WHAT TO PRODUCE:
Gather the lines below that include the string "screenshot", copying each in full.

* Start RECORDS *

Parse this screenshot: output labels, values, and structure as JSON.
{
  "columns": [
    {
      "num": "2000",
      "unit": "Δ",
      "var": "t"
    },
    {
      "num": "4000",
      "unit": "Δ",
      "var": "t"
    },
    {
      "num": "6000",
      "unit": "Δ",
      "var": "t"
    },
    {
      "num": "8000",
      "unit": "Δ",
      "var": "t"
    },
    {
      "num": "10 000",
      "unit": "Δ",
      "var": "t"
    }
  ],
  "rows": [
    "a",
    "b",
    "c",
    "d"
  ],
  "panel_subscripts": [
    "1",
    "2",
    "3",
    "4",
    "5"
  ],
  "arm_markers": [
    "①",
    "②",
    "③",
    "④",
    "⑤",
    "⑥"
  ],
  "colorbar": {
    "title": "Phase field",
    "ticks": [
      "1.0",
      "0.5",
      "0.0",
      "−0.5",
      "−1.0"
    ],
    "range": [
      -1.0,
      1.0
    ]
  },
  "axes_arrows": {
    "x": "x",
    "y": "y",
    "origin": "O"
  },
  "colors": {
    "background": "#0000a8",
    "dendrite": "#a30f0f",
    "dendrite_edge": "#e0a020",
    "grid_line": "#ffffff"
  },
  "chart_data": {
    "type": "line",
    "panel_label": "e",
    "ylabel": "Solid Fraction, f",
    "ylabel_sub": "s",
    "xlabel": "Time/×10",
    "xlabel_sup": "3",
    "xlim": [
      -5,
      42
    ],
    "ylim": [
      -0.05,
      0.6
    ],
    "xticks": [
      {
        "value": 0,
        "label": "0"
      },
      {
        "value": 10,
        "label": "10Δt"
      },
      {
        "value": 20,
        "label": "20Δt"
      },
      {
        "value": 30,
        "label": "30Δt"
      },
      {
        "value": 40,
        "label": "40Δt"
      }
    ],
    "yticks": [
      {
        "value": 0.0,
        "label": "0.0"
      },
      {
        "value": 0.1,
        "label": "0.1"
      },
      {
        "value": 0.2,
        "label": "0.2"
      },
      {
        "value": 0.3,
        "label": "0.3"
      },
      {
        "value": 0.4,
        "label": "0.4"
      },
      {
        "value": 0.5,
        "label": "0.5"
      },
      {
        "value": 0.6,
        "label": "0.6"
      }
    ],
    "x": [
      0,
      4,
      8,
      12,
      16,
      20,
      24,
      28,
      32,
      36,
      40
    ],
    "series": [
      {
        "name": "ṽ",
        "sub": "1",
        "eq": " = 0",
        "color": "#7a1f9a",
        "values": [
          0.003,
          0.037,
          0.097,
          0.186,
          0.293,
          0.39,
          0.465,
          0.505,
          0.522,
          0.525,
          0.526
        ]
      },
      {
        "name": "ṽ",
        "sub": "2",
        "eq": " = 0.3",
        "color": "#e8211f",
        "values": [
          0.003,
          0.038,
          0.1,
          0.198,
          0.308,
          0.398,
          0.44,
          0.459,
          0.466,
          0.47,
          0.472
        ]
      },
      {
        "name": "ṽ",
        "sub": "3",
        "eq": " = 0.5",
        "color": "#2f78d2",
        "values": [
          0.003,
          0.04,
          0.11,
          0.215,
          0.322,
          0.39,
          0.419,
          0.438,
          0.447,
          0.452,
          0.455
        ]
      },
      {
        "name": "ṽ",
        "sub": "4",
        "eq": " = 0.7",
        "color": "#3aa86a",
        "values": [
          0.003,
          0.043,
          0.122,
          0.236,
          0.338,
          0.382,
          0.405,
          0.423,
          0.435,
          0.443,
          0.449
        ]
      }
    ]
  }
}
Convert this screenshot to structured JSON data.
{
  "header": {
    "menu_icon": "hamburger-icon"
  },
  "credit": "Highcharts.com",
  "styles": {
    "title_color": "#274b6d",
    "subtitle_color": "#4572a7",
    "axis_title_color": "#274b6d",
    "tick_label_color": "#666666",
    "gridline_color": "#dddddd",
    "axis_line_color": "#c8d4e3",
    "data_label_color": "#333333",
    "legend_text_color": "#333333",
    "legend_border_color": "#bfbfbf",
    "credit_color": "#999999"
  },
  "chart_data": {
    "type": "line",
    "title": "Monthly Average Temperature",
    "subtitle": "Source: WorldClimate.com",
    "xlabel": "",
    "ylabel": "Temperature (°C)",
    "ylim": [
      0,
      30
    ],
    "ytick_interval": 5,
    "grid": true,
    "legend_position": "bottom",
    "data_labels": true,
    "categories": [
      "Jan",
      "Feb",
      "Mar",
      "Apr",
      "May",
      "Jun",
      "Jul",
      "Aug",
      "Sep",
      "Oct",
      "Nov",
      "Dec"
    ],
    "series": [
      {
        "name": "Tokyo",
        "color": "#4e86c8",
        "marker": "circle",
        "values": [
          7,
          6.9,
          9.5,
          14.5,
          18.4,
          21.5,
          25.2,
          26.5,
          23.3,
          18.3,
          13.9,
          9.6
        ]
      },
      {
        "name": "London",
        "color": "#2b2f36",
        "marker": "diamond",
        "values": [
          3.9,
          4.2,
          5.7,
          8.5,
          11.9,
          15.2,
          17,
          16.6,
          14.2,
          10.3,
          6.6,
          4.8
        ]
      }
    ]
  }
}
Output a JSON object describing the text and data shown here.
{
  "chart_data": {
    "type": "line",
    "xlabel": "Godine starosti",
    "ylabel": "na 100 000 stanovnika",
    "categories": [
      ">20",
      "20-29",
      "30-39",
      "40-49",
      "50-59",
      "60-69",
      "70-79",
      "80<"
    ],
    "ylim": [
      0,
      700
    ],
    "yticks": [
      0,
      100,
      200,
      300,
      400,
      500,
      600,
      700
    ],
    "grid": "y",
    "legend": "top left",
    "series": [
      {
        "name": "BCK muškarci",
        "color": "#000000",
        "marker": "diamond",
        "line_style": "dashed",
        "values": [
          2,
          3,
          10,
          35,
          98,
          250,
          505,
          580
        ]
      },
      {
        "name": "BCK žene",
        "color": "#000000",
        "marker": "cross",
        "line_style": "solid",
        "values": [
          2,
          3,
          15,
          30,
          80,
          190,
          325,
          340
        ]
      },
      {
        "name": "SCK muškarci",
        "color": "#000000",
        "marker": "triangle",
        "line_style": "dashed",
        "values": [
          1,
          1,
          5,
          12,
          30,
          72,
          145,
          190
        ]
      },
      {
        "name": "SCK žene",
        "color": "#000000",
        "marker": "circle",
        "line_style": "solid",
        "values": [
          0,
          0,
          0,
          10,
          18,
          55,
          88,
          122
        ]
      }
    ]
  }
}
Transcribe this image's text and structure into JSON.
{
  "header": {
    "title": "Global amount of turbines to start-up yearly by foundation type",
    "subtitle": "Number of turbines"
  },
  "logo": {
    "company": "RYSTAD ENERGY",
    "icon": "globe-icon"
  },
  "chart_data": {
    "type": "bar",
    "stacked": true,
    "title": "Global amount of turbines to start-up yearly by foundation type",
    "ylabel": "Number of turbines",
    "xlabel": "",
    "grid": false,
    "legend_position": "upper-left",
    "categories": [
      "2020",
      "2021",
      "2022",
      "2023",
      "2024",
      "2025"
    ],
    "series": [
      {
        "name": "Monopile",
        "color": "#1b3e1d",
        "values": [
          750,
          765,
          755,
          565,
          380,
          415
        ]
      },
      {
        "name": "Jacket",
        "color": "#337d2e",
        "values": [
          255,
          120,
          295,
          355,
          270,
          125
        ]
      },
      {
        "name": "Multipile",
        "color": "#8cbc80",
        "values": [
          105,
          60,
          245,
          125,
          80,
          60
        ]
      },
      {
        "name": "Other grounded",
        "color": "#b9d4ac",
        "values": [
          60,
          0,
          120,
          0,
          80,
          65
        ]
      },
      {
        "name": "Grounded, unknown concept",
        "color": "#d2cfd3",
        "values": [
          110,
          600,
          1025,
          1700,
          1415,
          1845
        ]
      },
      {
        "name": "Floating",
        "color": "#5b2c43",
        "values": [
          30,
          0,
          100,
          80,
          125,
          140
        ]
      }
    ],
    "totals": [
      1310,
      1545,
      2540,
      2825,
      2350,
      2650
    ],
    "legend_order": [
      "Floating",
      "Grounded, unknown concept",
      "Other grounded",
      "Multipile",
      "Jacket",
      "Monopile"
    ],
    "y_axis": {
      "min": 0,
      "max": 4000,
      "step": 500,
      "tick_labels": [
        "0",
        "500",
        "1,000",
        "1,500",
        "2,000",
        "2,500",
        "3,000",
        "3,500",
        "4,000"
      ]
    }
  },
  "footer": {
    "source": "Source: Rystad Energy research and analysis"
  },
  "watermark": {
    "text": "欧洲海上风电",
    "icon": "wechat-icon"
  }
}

* End RECORDS *

TASK SOLUTION:
Parse this screenshot: output labels, values, and structure as JSON.
Convert this screenshot to structured JSON data.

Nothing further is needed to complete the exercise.